> **Source text**:
Environment Artist Ofir Hajaj has told us about the working process behind the Gateway project, shared the modeling workflow, spoke about texturing, and explained why Unreal Engine was used for rendering.
Hello everyone! I'm excited to share my experience creating The Gateway project. My name is Ofir Hajaj, I'm a Freelance Environment Artist, and I'm excited to share the story behind my latest project with you. In this article, I'll share the steps, obstacles, and moments of inspiration that shaped this project.
When I began working on The Gateway, I knew I wanted to create a fantasy cathedral environment. To get started, I explored churches, cathedrals, and interesting architecture online. The beautiful patterns and amazing architecture I discovered fascinated me and filled me with inspiration, guiding me on this creative adventure.
Modeling and Texturing
With a collection of references and a vision of the desired shot in mind, I moved into the next phase of the process. I began blocking out the scene using Maya, experimenting with various shapes and forms. I made sure that the lighting complemented the ambiance I sought to achieve. Through a process of experimentation and attention to detail, I dedicated myself to refining the composition.
Once I had a blockout that satisfied my vision, I deconstructed the scene into modular pieces and started to work on each piece separately. This allowed for greater flexibility and efficiency in building the environment. Simultaneously, I began developing the trim sheet materials that will be applied to the modular pieces.

> **Given entries**:
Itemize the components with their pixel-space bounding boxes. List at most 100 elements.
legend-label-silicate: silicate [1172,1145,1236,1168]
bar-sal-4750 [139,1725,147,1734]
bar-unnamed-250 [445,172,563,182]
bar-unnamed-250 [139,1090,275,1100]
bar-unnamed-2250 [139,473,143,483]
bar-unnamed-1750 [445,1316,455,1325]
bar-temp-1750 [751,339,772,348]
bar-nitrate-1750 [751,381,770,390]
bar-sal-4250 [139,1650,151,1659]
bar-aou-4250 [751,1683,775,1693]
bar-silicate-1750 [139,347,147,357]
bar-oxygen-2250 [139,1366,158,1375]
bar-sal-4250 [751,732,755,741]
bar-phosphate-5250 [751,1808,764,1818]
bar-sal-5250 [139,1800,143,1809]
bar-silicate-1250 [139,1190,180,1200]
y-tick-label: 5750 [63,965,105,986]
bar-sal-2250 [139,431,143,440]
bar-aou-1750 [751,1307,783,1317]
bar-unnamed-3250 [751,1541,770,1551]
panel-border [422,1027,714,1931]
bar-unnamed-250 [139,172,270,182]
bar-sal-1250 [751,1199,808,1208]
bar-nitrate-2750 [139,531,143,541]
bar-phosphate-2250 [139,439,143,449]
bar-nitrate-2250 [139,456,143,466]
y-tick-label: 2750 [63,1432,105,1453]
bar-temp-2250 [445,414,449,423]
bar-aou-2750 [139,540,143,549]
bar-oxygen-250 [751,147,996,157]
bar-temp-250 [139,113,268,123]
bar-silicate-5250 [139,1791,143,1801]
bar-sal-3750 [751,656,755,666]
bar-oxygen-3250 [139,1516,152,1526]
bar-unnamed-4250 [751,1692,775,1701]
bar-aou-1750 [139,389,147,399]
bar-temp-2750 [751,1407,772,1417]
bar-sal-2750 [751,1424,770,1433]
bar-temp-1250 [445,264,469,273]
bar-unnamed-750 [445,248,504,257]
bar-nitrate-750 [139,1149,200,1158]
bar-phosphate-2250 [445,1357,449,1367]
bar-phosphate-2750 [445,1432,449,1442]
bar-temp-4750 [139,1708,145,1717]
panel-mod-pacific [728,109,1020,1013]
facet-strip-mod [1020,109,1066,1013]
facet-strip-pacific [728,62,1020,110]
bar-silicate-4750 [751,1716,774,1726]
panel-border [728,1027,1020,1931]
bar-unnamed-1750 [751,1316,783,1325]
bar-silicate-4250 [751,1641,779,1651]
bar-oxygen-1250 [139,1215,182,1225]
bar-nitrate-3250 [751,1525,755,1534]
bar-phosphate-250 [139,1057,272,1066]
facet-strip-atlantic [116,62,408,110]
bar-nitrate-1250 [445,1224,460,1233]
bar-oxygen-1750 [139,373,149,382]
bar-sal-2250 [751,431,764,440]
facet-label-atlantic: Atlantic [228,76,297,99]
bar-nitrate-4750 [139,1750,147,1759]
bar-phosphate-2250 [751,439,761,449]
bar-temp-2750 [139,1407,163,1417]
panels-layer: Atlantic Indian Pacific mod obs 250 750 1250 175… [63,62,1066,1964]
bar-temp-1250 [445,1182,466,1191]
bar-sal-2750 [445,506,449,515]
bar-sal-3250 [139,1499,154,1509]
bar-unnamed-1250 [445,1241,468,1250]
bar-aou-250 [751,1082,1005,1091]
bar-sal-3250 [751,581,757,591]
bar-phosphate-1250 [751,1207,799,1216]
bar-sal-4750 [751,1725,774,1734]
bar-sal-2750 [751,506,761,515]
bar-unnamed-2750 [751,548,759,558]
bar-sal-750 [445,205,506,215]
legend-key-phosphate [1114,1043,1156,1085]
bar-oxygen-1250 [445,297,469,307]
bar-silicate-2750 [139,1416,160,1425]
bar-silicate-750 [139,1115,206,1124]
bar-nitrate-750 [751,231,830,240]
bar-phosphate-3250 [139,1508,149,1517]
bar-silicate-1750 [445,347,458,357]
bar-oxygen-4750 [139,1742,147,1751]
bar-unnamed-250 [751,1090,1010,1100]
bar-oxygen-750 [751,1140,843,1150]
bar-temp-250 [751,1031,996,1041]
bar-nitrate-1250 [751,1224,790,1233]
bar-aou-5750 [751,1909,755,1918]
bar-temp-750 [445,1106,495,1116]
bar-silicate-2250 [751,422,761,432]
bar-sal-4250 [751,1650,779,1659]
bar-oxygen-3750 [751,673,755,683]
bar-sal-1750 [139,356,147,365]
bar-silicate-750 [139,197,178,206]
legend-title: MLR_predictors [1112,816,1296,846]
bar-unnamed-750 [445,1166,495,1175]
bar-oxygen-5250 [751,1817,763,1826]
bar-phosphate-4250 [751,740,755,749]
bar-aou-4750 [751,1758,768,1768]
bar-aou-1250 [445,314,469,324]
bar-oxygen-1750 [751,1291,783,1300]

> **What the task requires**: According to the article about The Gateway project, what did the artist explore online to get started? List every item.

> **Written solution**: Churches, cathedrals, and interesting architecture.